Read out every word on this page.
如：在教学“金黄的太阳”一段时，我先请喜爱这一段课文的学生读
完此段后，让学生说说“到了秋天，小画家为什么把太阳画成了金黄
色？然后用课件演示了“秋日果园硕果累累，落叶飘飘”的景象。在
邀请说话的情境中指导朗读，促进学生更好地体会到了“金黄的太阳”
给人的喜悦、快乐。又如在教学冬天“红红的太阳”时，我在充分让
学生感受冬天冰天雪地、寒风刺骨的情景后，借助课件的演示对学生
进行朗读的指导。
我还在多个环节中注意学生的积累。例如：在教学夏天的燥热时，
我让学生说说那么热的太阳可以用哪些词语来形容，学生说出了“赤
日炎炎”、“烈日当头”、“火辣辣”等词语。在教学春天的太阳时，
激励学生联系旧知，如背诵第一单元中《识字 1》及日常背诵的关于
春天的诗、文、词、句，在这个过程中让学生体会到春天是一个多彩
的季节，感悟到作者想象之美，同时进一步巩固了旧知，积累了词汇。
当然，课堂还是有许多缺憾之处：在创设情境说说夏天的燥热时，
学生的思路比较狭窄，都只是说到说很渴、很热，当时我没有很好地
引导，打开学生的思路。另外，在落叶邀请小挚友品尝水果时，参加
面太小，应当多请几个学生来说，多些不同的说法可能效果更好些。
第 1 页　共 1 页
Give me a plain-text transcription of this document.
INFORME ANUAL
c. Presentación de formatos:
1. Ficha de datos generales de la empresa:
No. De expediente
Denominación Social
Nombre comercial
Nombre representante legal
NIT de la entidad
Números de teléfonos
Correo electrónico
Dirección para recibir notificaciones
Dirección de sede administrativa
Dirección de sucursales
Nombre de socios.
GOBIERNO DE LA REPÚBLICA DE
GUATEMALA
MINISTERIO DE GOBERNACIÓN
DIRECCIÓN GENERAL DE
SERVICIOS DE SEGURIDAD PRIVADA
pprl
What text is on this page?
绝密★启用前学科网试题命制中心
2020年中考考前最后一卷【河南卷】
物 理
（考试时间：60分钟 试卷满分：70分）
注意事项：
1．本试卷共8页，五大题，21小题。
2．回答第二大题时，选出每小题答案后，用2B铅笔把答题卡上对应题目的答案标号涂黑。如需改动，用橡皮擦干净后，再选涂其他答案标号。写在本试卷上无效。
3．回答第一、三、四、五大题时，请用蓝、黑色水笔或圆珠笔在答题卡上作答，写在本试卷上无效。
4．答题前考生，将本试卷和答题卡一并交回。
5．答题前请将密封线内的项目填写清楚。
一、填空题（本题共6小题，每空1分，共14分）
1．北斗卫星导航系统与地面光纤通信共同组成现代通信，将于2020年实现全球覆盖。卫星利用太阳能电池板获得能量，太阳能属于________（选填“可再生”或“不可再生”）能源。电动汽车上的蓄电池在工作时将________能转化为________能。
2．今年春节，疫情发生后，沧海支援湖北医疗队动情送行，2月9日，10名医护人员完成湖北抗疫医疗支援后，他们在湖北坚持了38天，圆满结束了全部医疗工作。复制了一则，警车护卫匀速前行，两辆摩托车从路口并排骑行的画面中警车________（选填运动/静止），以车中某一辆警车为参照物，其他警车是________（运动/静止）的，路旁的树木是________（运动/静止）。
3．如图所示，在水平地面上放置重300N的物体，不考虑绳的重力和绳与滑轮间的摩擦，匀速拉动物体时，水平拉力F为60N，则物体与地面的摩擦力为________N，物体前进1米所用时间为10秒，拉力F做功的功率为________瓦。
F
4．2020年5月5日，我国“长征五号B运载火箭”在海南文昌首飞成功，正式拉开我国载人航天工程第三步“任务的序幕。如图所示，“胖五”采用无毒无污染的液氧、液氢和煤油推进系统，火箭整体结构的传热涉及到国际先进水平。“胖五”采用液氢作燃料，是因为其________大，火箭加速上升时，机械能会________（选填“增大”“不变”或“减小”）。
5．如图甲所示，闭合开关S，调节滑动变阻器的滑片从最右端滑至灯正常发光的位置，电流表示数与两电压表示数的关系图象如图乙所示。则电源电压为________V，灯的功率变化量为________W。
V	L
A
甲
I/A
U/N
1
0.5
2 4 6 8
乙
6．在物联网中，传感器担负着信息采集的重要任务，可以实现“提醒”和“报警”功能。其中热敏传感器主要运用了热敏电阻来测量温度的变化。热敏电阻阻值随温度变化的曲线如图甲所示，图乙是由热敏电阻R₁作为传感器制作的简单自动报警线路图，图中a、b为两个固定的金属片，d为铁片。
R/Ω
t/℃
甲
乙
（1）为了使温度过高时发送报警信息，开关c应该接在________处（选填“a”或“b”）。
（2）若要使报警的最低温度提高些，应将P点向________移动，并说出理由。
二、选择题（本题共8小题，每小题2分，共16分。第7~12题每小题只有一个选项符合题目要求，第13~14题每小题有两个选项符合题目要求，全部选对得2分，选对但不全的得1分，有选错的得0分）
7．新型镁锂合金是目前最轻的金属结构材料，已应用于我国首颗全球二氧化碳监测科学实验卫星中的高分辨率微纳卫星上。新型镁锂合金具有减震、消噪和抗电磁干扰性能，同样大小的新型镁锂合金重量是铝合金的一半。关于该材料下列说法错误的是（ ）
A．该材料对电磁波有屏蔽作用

□ □ □ □ □

_Problem to work on:_ Print the listing above in its entirety, with every line exact.

_Exercise solution:_
Read out every word on this page.
如：在教学“金黄的太阳”一段时，我先请喜爱这一段课文的学生读
完此段后，让学生说说“到了秋天，小画家为什么把太阳画成了金黄
色？然后用课件演示了“秋日果园硕果累累，落叶飘飘”的景象。在
邀请说话的情境中指导朗读，促进学生更好地体会到了“金黄的太阳”
给人的喜悦、快乐。又如在教学冬天“红红的太阳”时，我在充分让
学生感受冬天冰天雪地、寒风刺骨的情景后，借助课件的演示对学生
进行朗读的指导。
我还在多个环节中注意学生的积累。例如：在教学夏天的燥热时，
我让学生说说那么热的太阳可以用哪些词语来形容，学生说出了“赤
日炎炎”、“烈日当头”、“火辣辣”等词语。在教学春天的太阳时，
激励学生联系旧知，如背诵第一单元中《识字 1》及日常背诵的关于
春天的诗、文、词、句，在这个过程中让学生体会到春天是一个多彩
的季节，感悟到作者想象之美，同时进一步巩固了旧知，积累了词汇。
当然，课堂还是有许多缺憾之处：在创设情境说说夏天的燥热时，
学生的思路比较狭窄，都只是说到说很渴、很热，当时我没有很好地
引导，打开学生的思路。另外，在落叶邀请小挚友品尝水果时，参加
面太小，应当多请几个学生来说，多些不同的说法可能效果更好些。
第 1 页　共 1 页
Give me a plain-text transcription of this document.
INFORME ANUAL
c. Presentación de formatos:
1. Ficha de datos generales de la empresa:
No. De expediente
Denominación Social
Nombre comercial
Nombre representante legal
NIT de la entidad
Números de teléfonos
Correo electrónico
Dirección para recibir notificaciones
Dirección de sede administrativa
Dirección de sucursales
Nombre de socios.
GOBIERNO DE LA REPÚBLICA DE
GUATEMALA
MINISTERIO DE GOBERNACIÓN
DIRECCIÓN GENERAL DE
SERVICIOS DE SEGURIDAD PRIVADA
pprl
What text is on this page?
绝密★启用前学科网试题命制中心
2020年中考考前最后一卷【河南卷】
物 理
（考试时间：60分钟 试卷满分：70分）
注意事项：
1．本试卷共8页，五大题，21小题。
2．回答第二大题时，选出每小题答案后，用2B铅笔把答题卡上对应题目的答案标号涂黑。如需改动，用橡皮擦干净后，再选涂其他答案标号。写在本试卷上无效。
3．回答第一、三、四、五大题时，请用蓝、黑色水笔或圆珠笔在答题卡上作答，写在本试卷上无效。
4．答题前考生，将本试卷和答题卡一并交回。
5．答题前请将密封线内的项目填写清楚。
一、填空题（本题共6小题，每空1分，共14分）
1．北斗卫星导航系统与地面光纤通信共同组成现代通信，将于2020年实现全球覆盖。卫星利用太阳能电池板获得能量，太阳能属于________（选填“可再生”或“不可再生”）能源。电动汽车上的蓄电池在工作时将________能转化为________能。
2．今年春节，疫情发生后，沧海支援湖北医疗队动情送行，2月9日，10名医护人员完成湖北抗疫医疗支援后，他们在湖北坚持了38天，圆满结束了全部医疗工作。复制了一则，警车护卫匀速前行，两辆摩托车从路口并排骑行的画面中警车________（选填运动/静止），以车中某一辆警车为参照物，其他警车是________（运动/静止）的，路旁的树木是________（运动/静止）。
3．如图所示，在水平地面上放置重300N的物体，不考虑绳的重力和绳与滑轮间的摩擦，匀速拉动物体时，水平拉力F为60N，则物体与地面的摩擦力为________N，物体前进1米所用时间为10秒，拉力F做功的功率为________瓦。
F
4．2020年5月5日，我国“长征五号B运载火箭”在海南文昌首飞成功，正式拉开我国载人航天工程第三步“任务的序幕。如图所示，“胖五”采用无毒无污染的液氧、液氢和煤油推进系统，火箭整体结构的传热涉及到国际先进水平。“胖五”采用液氢作燃料，是因为其________大，火箭加速上升时，机械能会________（选填“增大”“不变”或“减小”）。
5．如图甲所示，闭合开关S，调节滑动变阻器的滑片从最右端滑至灯正常发光的位置，电流表示数与两电压表示数的关系图象如图乙所示。则电源电压为________V，灯的功率变化量为________W。
V	L
A
甲
I/A
U/N
1
0.5
2 4 6 8
乙
6．在物联网中，传感器担负着信息采集的重要任务，可以实现“提醒”和“报警”功能。其中热敏传感器主要运用了热敏电阻来测量温度的变化。热敏电阻阻值随温度变化的曲线如图甲所示，图乙是由热敏电阻R₁作为传感器制作的简单自动报警线路图，图中a、b为两个固定的金属片，d为铁片。
R/Ω
t/℃
甲
乙
（1）为了使温度过高时发送报警信息，开关c应该接在________处（选填“a”或“b”）。
（2）若要使报警的最低温度提高些，应将P点向________移动，并说出理由。
二、选择题（本题共8小题，每小题2分，共16分。第7~12题每小题只有一个选项符合题目要求，第13~14题每小题有两个选项符合题目要求，全部选对得2分，选对但不全的得1分，有选错的得0分）
7．新型镁锂合金是目前最轻的金属结构材料，已应用于我国首颗全球二氧化碳监测科学实验卫星中的高分辨率微纳卫星上。新型镁锂合金具有减震、消噪和抗电磁干扰性能，同样大小的新型镁锂合金重量是铝合金的一半。关于该材料下列说法错误的是（ ）
A．该材料对电磁波有屏蔽作用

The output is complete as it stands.